(GOAL OF THE EXERCISE) Retype exactly the part of the items that opens with the first line and closes with the line containing "- x-tick-label: 60: [756, 917, 802, 960]", including both of those lines.

Collection entries
:::

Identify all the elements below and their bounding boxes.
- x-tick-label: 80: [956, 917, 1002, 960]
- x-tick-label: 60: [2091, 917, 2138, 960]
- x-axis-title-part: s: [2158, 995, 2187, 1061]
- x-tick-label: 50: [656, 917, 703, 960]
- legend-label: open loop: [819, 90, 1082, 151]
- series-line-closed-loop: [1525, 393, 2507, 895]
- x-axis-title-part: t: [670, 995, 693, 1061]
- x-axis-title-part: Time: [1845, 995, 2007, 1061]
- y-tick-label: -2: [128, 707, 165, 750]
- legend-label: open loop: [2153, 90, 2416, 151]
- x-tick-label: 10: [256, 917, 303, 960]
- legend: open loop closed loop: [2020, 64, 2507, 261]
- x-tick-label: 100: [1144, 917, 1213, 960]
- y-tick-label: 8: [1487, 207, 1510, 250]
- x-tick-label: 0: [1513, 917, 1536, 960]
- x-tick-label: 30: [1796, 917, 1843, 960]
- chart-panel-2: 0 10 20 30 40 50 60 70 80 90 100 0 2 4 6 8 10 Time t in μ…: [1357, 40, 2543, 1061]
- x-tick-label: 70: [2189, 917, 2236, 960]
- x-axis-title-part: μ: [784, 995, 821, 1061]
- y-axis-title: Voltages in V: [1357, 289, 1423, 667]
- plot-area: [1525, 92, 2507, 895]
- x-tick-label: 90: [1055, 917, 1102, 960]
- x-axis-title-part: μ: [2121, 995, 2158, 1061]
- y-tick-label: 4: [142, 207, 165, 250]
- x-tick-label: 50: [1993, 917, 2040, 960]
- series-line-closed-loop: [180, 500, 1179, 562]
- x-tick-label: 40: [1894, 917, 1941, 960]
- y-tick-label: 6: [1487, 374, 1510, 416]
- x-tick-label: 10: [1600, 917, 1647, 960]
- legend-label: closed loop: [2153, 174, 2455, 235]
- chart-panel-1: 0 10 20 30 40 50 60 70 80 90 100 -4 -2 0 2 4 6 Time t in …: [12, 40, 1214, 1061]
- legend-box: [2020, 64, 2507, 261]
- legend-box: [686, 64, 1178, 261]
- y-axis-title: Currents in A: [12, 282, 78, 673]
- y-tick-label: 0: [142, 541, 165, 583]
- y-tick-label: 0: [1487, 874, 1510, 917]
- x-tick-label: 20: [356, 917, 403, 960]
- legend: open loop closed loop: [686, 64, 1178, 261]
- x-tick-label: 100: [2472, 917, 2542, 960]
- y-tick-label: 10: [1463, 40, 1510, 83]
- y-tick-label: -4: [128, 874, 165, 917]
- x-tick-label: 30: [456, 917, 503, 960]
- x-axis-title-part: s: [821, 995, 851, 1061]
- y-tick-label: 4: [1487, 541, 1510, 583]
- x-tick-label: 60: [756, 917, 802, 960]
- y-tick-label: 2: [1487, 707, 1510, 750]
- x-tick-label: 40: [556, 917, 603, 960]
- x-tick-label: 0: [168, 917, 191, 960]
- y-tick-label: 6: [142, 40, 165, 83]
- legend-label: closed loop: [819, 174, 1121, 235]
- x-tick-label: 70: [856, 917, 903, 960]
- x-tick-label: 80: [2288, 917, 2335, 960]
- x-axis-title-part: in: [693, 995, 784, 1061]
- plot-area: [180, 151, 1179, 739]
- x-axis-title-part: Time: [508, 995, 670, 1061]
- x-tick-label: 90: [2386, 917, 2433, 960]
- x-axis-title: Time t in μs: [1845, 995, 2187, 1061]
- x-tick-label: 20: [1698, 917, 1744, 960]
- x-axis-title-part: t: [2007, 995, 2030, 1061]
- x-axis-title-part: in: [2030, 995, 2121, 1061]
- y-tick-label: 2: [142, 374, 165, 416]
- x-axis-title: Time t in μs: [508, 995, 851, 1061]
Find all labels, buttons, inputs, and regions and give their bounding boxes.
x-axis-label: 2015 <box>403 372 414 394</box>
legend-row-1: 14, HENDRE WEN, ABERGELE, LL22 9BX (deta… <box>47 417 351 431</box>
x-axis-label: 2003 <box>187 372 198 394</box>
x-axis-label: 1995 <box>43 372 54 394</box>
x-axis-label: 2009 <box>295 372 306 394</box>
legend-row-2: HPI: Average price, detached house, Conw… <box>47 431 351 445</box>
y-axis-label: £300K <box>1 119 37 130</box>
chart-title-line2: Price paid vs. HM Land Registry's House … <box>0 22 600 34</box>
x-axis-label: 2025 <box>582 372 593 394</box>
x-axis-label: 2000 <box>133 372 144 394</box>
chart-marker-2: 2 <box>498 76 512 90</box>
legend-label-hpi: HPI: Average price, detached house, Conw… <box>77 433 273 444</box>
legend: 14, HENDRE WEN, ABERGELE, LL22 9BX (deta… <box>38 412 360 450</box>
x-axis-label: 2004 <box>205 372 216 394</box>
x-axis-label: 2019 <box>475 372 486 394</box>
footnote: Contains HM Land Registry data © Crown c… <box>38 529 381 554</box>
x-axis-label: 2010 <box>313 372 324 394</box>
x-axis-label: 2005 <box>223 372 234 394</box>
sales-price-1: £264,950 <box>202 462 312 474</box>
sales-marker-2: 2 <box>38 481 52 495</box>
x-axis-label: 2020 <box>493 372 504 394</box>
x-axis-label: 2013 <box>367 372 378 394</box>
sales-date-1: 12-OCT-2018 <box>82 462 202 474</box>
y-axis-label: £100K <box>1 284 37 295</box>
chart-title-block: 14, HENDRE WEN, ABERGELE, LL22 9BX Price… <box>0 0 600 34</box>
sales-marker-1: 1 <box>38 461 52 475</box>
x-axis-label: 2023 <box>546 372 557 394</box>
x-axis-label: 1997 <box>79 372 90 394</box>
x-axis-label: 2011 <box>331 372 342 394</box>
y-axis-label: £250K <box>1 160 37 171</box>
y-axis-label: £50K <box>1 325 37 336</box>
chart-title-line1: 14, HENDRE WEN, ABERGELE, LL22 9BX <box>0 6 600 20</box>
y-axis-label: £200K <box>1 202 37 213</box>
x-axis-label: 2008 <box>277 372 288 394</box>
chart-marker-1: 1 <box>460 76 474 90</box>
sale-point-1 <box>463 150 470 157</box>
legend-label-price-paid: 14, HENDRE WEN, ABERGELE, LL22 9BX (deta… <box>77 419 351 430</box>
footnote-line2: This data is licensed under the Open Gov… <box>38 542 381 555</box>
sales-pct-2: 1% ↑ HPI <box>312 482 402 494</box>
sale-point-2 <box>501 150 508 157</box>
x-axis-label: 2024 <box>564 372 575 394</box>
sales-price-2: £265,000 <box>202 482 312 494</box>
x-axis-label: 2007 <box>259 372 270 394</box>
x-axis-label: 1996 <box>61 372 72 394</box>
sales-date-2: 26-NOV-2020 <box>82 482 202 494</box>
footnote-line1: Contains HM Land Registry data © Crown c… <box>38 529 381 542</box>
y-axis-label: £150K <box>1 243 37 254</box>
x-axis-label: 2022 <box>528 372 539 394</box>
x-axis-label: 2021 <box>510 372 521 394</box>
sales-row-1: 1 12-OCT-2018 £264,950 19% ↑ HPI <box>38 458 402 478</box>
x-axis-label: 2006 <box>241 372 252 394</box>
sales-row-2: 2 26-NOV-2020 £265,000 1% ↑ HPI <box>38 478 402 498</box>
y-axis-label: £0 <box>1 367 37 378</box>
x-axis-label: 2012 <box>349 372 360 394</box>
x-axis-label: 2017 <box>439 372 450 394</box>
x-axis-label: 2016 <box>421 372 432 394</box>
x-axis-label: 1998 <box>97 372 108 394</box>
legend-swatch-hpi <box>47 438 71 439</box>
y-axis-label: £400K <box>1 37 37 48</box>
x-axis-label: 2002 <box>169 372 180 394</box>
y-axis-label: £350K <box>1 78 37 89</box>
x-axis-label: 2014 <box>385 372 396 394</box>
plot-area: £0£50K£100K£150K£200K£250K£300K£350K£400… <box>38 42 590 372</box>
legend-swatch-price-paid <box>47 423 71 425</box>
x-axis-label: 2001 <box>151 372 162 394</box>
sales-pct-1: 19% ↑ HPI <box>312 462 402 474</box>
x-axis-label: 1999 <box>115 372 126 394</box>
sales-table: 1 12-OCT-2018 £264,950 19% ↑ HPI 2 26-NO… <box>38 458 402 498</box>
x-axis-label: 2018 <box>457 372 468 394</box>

:::

(EXERCISE RESPONSE)
Identify all the elements below and their bounding boxes.
- x-tick-label: 80: [956, 917, 1002, 960]
- x-tick-label: 60: [2091, 917, 2138, 960]
- x-axis-title-part: s: [2158, 995, 2187, 1061]
- x-tick-label: 50: [656, 917, 703, 960]
- legend-label: open loop: [819, 90, 1082, 151]
- series-line-closed-loop: [1525, 393, 2507, 895]
- x-axis-title-part: t: [670, 995, 693, 1061]
- x-axis-title-part: Time: [1845, 995, 2007, 1061]
- y-tick-label: -2: [128, 707, 165, 750]
- legend-label: open loop: [2153, 90, 2416, 151]
- x-tick-label: 10: [256, 917, 303, 960]
- legend: open loop closed loop: [2020, 64, 2507, 261]
- x-tick-label: 100: [1144, 917, 1213, 960]
- y-tick-label: 8: [1487, 207, 1510, 250]
- x-tick-label: 0: [1513, 917, 1536, 960]
- x-tick-label: 30: [1796, 917, 1843, 960]
- chart-panel-2: 0 10 20 30 40 50 60 70 80 90 100 0 2 4 6 8 10 Time t in μ…: [1357, 40, 2543, 1061]
- x-tick-label: 70: [2189, 917, 2236, 960]
- x-axis-title-part: μ: [784, 995, 821, 1061]
- y-axis-title: Voltages in V: [1357, 289, 1423, 667]
- plot-area: [1525, 92, 2507, 895]
- x-tick-label: 90: [1055, 917, 1102, 960]
- x-axis-title-part: μ: [2121, 995, 2158, 1061]
- y-tick-label: 4: [142, 207, 165, 250]
- x-tick-label: 50: [1993, 917, 2040, 960]
- series-line-closed-loop: [180, 500, 1179, 562]
- x-tick-label: 40: [1894, 917, 1941, 960]
- y-tick-label: 6: [1487, 374, 1510, 416]
- x-tick-label: 10: [1600, 917, 1647, 960]
- legend-label: closed loop: [2153, 174, 2455, 235]
- chart-panel-1: 0 10 20 30 40 50 60 70 80 90 100 -4 -2 0 2 4 6 Time t in …: [12, 40, 1214, 1061]
- legend-box: [2020, 64, 2507, 261]
- legend-box: [686, 64, 1178, 261]
- y-axis-title: Currents in A: [12, 282, 78, 673]
- y-tick-label: 0: [142, 541, 165, 583]
- y-tick-label: 0: [1487, 874, 1510, 917]
- x-tick-label: 20: [356, 917, 403, 960]
- legend: open loop closed loop: [686, 64, 1178, 261]
- x-tick-label: 100: [2472, 917, 2542, 960]
- y-tick-label: 10: [1463, 40, 1510, 83]
- y-tick-label: -4: [128, 874, 165, 917]
- x-tick-label: 30: [456, 917, 503, 960]
- x-axis-title-part: s: [821, 995, 851, 1061]
- y-tick-label: 4: [1487, 541, 1510, 583]
- x-tick-label: 60: [756, 917, 802, 960]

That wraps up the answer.